* Start MATERIAL FOR THE TASK *

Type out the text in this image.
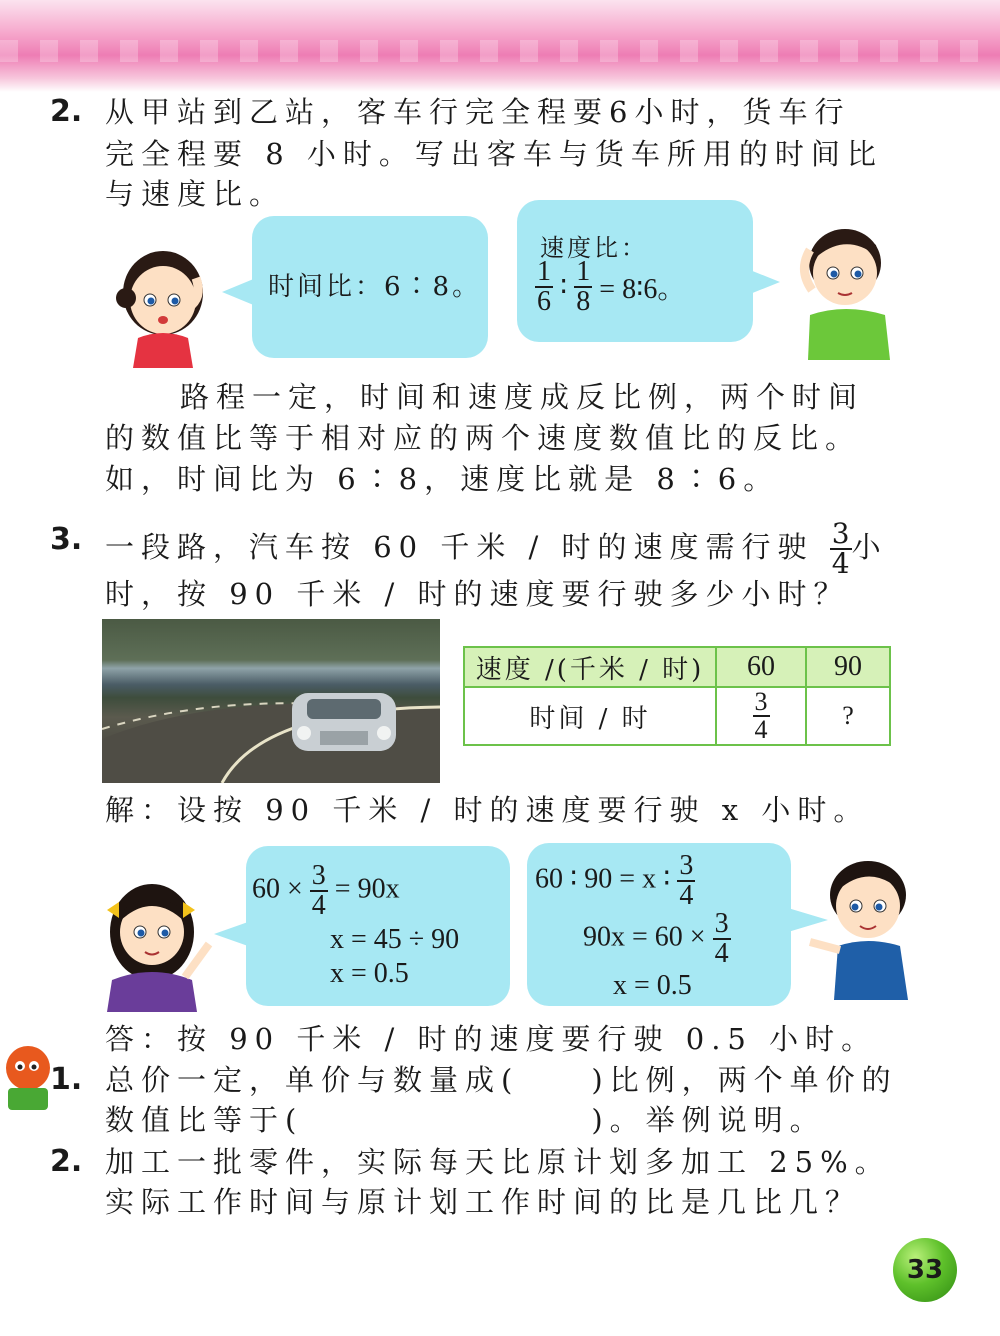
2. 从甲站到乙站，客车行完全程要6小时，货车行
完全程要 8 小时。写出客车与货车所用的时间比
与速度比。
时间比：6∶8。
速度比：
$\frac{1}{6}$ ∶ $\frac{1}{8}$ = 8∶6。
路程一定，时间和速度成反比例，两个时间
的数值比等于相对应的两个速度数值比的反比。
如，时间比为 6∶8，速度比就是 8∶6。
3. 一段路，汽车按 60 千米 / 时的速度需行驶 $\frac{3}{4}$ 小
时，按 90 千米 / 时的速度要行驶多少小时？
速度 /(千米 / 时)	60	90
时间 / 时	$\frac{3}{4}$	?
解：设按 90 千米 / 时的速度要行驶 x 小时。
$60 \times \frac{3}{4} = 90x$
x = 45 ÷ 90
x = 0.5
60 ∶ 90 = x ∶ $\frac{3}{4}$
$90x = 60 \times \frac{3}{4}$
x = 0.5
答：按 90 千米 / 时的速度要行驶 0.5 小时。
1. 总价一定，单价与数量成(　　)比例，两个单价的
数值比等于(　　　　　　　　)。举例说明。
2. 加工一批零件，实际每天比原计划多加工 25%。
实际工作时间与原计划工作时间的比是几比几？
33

* End MATERIAL FOR THE TASK *

INSTRUCTION:
From the listing above, pick out every line containing "times".

RESULT:
$60 \times \frac{3}{4} = 90x$
$90x = 60 \times \frac{3}{4}$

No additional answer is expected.